- Provided information
——————
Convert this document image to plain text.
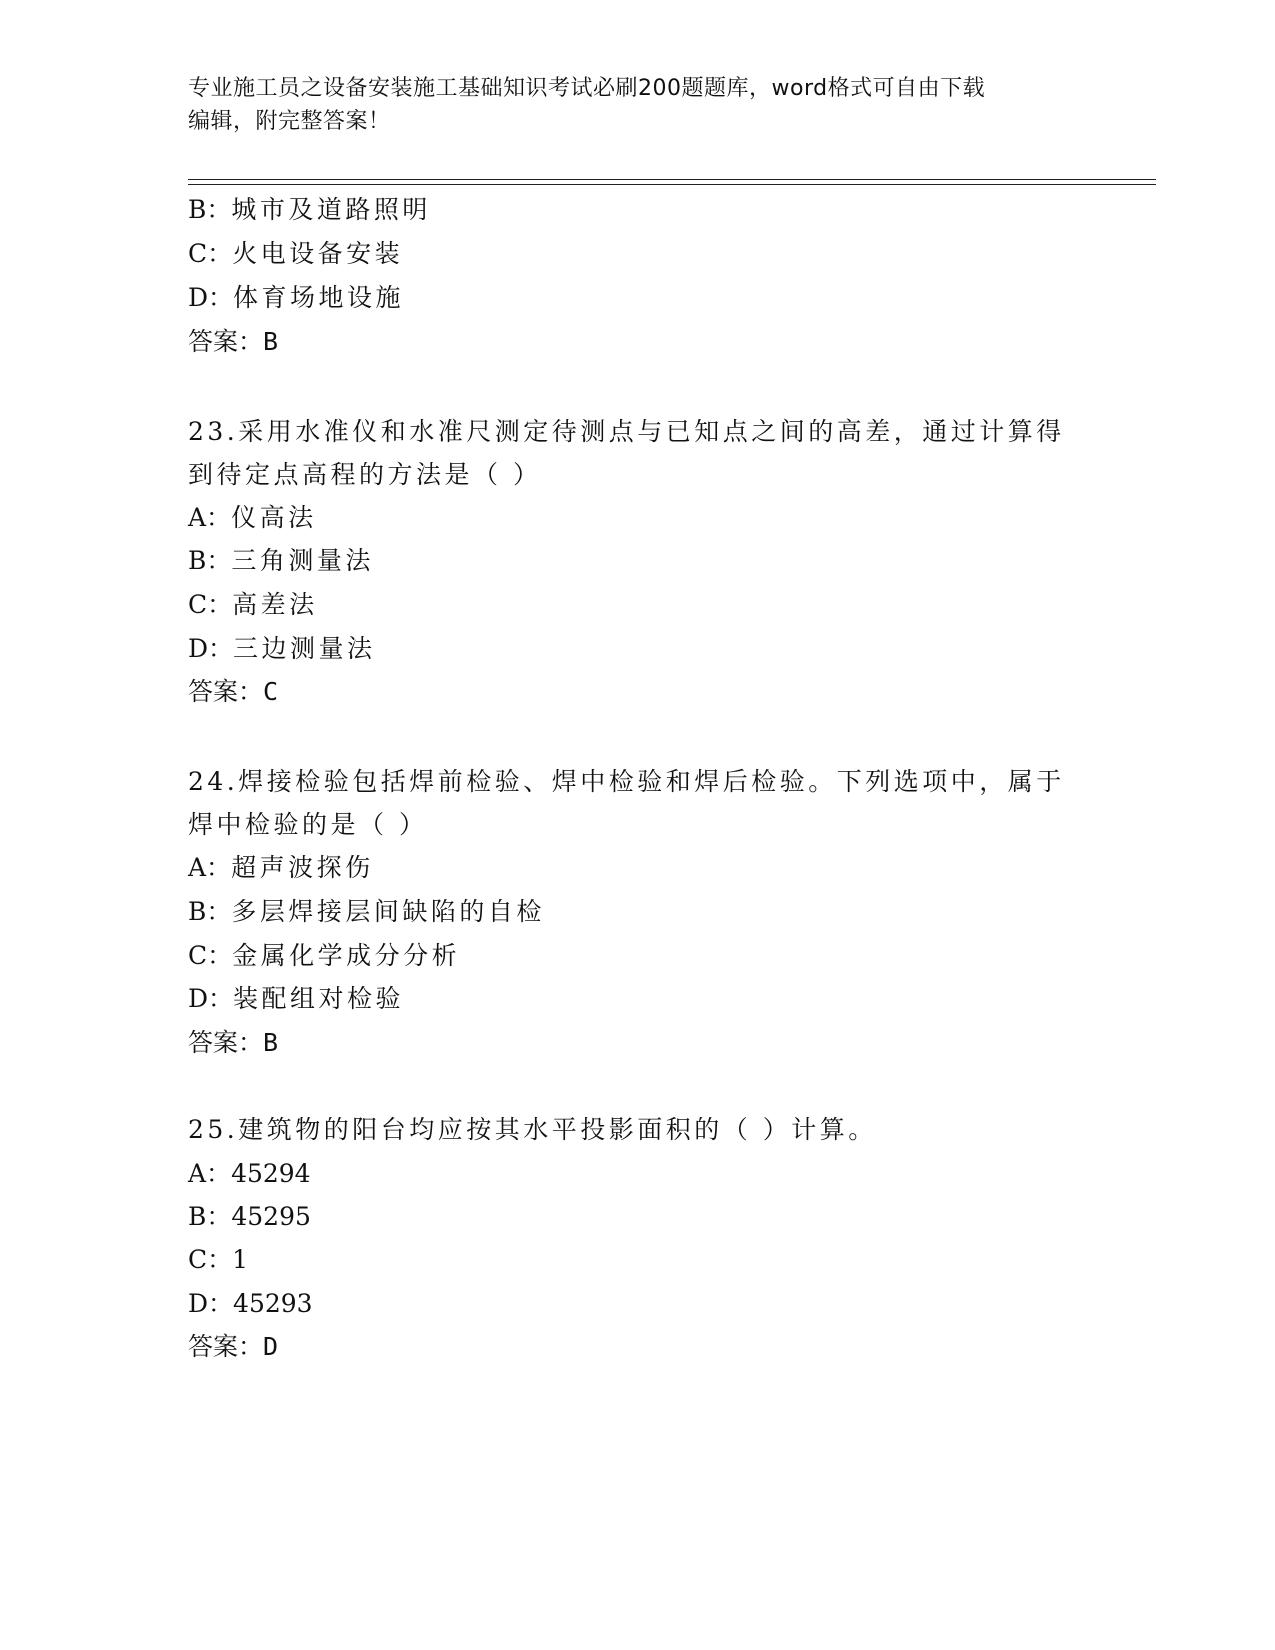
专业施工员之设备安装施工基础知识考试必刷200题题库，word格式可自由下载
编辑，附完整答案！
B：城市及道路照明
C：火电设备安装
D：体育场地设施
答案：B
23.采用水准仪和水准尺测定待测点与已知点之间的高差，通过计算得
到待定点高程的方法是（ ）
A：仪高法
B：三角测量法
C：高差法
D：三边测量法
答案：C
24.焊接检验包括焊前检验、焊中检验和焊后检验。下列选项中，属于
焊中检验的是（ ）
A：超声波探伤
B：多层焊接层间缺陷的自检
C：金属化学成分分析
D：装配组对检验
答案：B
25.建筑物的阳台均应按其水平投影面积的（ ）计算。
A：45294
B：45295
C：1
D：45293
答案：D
——————
- What you will do
Copy the records word for word, leaving no picture in the copy.

- Completed task
Convert this document image to plain text.
专业施工员之设备安装施工基础知识考试必刷200题题库，word格式可自由下载
编辑，附完整答案！
B：城市及道路照明
C：火电设备安装
D：体育场地设施
答案：B
23.采用水准仪和水准尺测定待测点与已知点之间的高差，通过计算得
到待定点高程的方法是（ ）
A：仪高法
B：三角测量法
C：高差法
D：三边测量法
答案：C
24.焊接检验包括焊前检验、焊中检验和焊后检验。下列选项中，属于
焊中检验的是（ ）
A：超声波探伤
B：多层焊接层间缺陷的自检
C：金属化学成分分析
D：装配组对检验
答案：B
25.建筑物的阳台均应按其水平投影面积的（ ）计算。
A：45294
B：45295
C：1
D：45293
答案：D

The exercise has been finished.